TASK INSTRUCTIONS
Return every line of the records below verbatim, leaving out the pictures.

Element box annotations
**********

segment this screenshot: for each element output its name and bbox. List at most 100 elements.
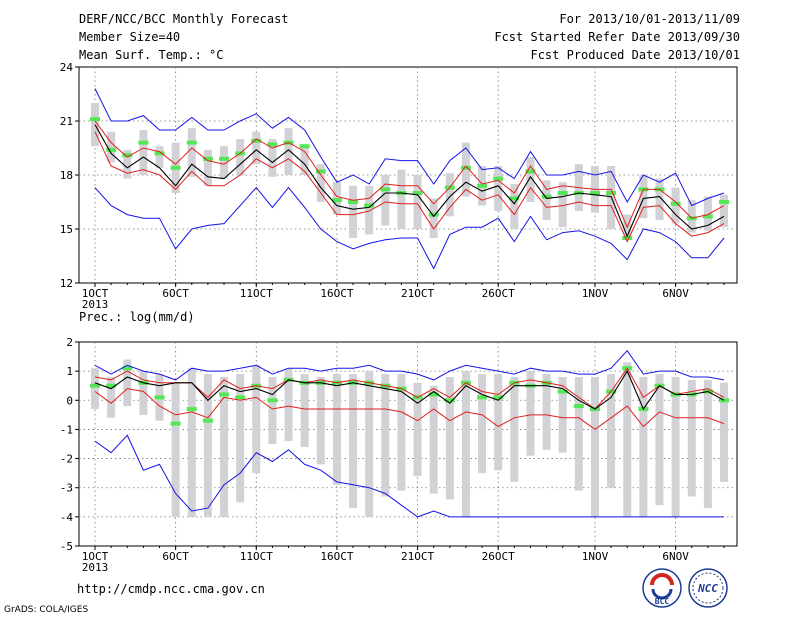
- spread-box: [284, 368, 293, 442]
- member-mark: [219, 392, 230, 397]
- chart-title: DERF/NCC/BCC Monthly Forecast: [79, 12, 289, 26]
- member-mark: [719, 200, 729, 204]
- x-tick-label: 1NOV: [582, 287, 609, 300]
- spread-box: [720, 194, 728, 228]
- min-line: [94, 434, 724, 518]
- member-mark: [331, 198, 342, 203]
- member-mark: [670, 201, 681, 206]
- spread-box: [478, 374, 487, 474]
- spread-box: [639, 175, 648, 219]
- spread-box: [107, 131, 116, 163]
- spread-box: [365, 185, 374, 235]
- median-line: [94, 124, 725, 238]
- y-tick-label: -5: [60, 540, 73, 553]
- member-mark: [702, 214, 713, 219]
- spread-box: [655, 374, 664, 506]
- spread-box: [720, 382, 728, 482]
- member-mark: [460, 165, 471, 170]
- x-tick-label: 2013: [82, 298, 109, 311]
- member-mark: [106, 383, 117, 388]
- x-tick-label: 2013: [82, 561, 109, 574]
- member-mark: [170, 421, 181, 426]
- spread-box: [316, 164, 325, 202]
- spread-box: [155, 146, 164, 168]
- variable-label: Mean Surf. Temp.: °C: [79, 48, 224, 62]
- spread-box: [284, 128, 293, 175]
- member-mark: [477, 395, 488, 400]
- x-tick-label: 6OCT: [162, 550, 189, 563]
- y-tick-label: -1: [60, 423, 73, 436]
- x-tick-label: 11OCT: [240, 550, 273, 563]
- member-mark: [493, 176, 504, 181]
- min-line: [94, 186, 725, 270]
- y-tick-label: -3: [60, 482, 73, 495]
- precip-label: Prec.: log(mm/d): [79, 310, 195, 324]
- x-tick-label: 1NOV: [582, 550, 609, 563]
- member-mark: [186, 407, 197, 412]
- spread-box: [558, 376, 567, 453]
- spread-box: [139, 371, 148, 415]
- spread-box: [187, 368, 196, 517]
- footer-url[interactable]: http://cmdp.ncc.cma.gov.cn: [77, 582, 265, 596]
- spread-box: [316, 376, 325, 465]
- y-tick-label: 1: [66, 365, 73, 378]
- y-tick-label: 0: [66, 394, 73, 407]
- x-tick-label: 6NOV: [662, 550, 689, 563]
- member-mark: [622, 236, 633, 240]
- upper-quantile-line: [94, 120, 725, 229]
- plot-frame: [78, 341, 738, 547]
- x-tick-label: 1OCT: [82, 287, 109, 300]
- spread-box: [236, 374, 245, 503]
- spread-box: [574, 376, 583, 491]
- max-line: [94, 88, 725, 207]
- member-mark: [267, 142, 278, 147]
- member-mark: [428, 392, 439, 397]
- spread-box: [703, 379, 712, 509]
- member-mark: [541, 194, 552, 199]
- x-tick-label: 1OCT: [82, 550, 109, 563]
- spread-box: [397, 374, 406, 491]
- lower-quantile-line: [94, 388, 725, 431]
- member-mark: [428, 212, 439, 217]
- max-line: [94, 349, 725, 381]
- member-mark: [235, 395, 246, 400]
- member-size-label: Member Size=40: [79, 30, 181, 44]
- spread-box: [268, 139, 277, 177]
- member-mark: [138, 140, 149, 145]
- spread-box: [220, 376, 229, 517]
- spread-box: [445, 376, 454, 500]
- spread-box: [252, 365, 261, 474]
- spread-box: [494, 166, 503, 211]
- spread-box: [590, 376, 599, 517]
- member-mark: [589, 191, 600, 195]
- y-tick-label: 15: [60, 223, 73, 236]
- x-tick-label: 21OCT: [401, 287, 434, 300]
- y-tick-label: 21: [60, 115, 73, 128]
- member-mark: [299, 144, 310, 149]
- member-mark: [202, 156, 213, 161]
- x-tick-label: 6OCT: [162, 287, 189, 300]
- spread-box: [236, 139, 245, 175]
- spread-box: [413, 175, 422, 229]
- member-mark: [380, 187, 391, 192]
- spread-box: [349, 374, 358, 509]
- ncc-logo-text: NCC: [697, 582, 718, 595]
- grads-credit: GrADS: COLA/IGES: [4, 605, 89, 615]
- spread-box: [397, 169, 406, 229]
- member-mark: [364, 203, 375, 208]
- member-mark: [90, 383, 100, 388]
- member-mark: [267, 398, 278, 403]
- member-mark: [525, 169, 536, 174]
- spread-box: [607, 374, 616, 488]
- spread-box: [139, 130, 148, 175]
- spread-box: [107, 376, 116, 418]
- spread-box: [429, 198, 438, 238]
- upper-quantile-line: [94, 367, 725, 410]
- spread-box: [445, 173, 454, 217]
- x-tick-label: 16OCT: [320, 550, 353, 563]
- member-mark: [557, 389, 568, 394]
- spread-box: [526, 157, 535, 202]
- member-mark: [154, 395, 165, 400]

**********

TASK ANSWER
segment this screenshot: for each element output its name and bbox. List at most 100 elements.
- spread-box: [284, 368, 293, 442]
- member-mark: [219, 392, 230, 397]
- chart-title: DERF/NCC/BCC Monthly Forecast: [79, 12, 289, 26]
- member-mark: [719, 200, 729, 204]
- x-tick-label: 1NOV: [582, 287, 609, 300]
- spread-box: [720, 194, 728, 228]
- min-line: [94, 434, 724, 518]
- member-mark: [331, 198, 342, 203]
- member-mark: [670, 201, 681, 206]
- spread-box: [478, 374, 487, 474]
- spread-box: [639, 175, 648, 219]
- spread-box: [107, 131, 116, 163]
- spread-box: [365, 185, 374, 235]
- median-line: [94, 124, 725, 238]
- y-tick-label: -5: [60, 540, 73, 553]
- member-mark: [702, 214, 713, 219]
- spread-box: [655, 374, 664, 506]
- spread-box: [720, 382, 728, 482]
- member-mark: [460, 165, 471, 170]
- x-tick-label: 2013: [82, 298, 109, 311]
- member-mark: [106, 383, 117, 388]
- x-tick-label: 2013: [82, 561, 109, 574]
- member-mark: [170, 421, 181, 426]
- spread-box: [316, 164, 325, 202]
- spread-box: [155, 146, 164, 168]
- variable-label: Mean Surf. Temp.: °C: [79, 48, 224, 62]
- spread-box: [284, 128, 293, 175]
- member-mark: [477, 395, 488, 400]
- x-tick-label: 6OCT: [162, 550, 189, 563]
- y-tick-label: -1: [60, 423, 73, 436]
- x-tick-label: 11OCT: [240, 550, 273, 563]
- member-mark: [493, 176, 504, 181]
- min-line: [94, 186, 725, 270]
- y-tick-label: -3: [60, 482, 73, 495]
- precip-label: Prec.: log(mm/d): [79, 310, 195, 324]
- x-tick-label: 1NOV: [582, 550, 609, 563]
- member-mark: [186, 407, 197, 412]
- spread-box: [558, 376, 567, 453]
- spread-box: [139, 371, 148, 415]
- spread-box: [187, 368, 196, 517]
- footer-url[interactable]: http://cmdp.ncc.cma.gov.cn: [77, 582, 265, 596]
- spread-box: [316, 376, 325, 465]
- y-tick-label: 1: [66, 365, 73, 378]
- y-tick-label: 0: [66, 394, 73, 407]
- x-tick-label: 6NOV: [662, 550, 689, 563]
- member-mark: [622, 236, 633, 240]
- upper-quantile-line: [94, 120, 725, 229]
- plot-frame: [78, 341, 738, 547]
- x-tick-label: 1OCT: [82, 287, 109, 300]
- spread-box: [236, 374, 245, 503]
- spread-box: [574, 376, 583, 491]
- max-line: [94, 88, 725, 207]
- member-mark: [267, 142, 278, 147]
- member-mark: [428, 392, 439, 397]
- spread-box: [703, 379, 712, 509]
- member-mark: [541, 194, 552, 199]
- x-tick-label: 1OCT: [82, 550, 109, 563]
- spread-box: [397, 374, 406, 491]
- lower-quantile-line: [94, 388, 725, 431]
- member-mark: [428, 212, 439, 217]
- max-line: [94, 349, 725, 381]
- member-mark: [235, 395, 246, 400]
- member-size-label: Member Size=40: [79, 30, 181, 44]
- spread-box: [268, 139, 277, 177]
- member-mark: [138, 140, 149, 145]
- spread-box: [220, 376, 229, 517]
- spread-box: [445, 376, 454, 500]
- spread-box: [252, 365, 261, 474]
- spread-box: [494, 166, 503, 211]
- spread-box: [590, 376, 599, 517]
- member-mark: [589, 191, 600, 195]
- y-tick-label: 15: [60, 223, 73, 236]
- x-tick-label: 21OCT: [401, 287, 434, 300]
- y-tick-label: 21: [60, 115, 73, 128]
- member-mark: [299, 144, 310, 149]
- member-mark: [202, 156, 213, 161]
- x-tick-label: 6OCT: [162, 287, 189, 300]
- spread-box: [236, 139, 245, 175]
- spread-box: [413, 175, 422, 229]
- member-mark: [380, 187, 391, 192]
- spread-box: [349, 374, 358, 509]
- ncc-logo-text: NCC: [697, 582, 718, 595]
- grads-credit: GrADS: COLA/IGES: [4, 605, 89, 615]
- spread-box: [397, 169, 406, 229]
- member-mark: [364, 203, 375, 208]
- member-mark: [90, 383, 100, 388]
- member-mark: [267, 398, 278, 403]
- member-mark: [525, 169, 536, 174]
- spread-box: [607, 374, 616, 488]
- spread-box: [139, 130, 148, 175]
- spread-box: [107, 376, 116, 418]
- spread-box: [429, 198, 438, 238]
- upper-quantile-line: [94, 367, 725, 410]
- spread-box: [445, 173, 454, 217]
- x-tick-label: 16OCT: [320, 550, 353, 563]
- member-mark: [557, 389, 568, 394]
- spread-box: [526, 157, 535, 202]
- member-mark: [154, 395, 165, 400]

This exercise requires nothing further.